◆ **TASK 1**
In the post about VAR forecasting with statsmodels, which criterion was used to determine the optimal lag?
◆ **TASK 2**
Continue the post about VAR forecasting with statsmodels, starting after its last line.

Outline: I am using a vector autoregression (VAR) model from the statsmodel package https://www.statsmodels.org/stable/vector_ar.html#var.
My two time-series, let us call them time-series 1) ts1
and 2) ts2
, are each 774 sampling points long. I train the VAR on the first 80% of the data length, and then use remaining 20% for prediciton/forecast. The optimal lag was determined using the Bayesian information criterion (BIC).
Moreover, since both time-series lacked stationarity, I first applied first-order differencing on them and subsequently also applied a linear detrending. The additional linear detrending was used because there was still a minimal linear trend left in the data after differencing.
Code:
Here is an example of my code.
from statsmodels.tsa.api import VAR
import pandas as pd
df_train = pd.DataFrame({"ts2": ts2,
"ts1": ts1})
len_train = round(len(df_train) * 0.8)
train = df[:len_train]
# VAR train on the first 80% train data
model = VAR(df_train)
model_fit = model.fit(bic_lag)
# Prediction/forecast on the last 20% test data
len_test = round(len(df) * 0.2)
test = df[len_train:]
# DataFrame to 2d numpy array
test = pd.DataFrame.to_numpy(test)

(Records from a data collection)

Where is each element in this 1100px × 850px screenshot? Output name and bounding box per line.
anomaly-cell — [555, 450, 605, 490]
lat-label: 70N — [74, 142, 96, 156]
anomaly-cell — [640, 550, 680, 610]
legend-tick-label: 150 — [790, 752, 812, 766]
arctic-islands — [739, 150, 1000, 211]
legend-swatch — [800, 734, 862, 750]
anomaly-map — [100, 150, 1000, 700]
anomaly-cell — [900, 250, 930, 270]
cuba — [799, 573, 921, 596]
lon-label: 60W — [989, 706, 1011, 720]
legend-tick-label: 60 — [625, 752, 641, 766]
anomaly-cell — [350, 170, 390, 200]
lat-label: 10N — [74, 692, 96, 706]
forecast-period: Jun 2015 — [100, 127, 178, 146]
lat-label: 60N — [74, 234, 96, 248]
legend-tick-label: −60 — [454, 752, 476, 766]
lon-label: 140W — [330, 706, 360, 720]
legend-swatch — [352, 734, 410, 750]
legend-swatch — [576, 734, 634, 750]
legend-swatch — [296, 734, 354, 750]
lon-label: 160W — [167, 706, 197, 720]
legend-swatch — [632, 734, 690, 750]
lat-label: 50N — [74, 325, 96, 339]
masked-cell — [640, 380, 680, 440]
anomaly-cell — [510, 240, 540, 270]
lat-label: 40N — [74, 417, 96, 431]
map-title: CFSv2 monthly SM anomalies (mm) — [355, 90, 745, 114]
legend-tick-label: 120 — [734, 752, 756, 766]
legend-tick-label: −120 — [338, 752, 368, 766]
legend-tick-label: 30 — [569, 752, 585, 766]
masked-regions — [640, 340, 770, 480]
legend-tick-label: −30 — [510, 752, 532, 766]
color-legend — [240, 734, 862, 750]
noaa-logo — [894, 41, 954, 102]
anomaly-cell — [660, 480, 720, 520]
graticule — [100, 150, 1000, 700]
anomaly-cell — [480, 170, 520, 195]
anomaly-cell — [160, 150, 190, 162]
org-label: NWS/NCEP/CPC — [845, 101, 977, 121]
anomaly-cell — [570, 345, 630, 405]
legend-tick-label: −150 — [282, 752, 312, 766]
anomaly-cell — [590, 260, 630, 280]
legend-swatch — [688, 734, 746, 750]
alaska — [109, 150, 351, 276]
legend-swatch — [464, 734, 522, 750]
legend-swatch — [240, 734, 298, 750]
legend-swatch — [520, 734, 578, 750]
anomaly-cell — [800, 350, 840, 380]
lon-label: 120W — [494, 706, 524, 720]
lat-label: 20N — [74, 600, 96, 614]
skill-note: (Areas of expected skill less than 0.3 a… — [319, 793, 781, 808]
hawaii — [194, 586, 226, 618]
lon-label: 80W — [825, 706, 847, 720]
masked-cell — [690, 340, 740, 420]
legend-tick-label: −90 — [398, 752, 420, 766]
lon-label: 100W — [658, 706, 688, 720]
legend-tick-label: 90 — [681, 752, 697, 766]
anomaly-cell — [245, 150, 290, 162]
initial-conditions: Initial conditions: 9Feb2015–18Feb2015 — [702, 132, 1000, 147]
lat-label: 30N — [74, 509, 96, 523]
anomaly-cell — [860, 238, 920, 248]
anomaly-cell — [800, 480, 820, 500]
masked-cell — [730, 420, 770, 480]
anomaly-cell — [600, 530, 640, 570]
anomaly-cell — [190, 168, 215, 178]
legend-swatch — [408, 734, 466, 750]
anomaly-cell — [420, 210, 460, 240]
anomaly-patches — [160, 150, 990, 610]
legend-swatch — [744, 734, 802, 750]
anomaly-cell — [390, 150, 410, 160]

◆ **ANSWER SPACE 1**
The Bayesian information criterion (BIC).

◆ **ANSWER SPACE 2**
# Prediction
y_pred = model_fit.forecast(y=test, steps=len_test)
# Select first column (ts2)
y_pred = y_pred[:, 0]
# True values
y_true = var2_var[len_train:]
Problem:
Now, we can plot the predicted y_pred
(in red color) and the real values y_true
(in blue color), shown in the plot below. As we can see, the prediction y_pred
quickly converges to zero and remains there.
Question: Here is my question as someone still new to prediction and forecasting. Is there a mistake in my code, or is the model simply not able to properly predict data past 20 or 40 data points? If there is no mistake in my code, what are possible reasons for the fact that the prediction converges to zero relatively quickly?
Finally, if required, I can add the two time-series here for reproducibility. I refrained from this for now because I did not want to “spam” my question with a long list of data.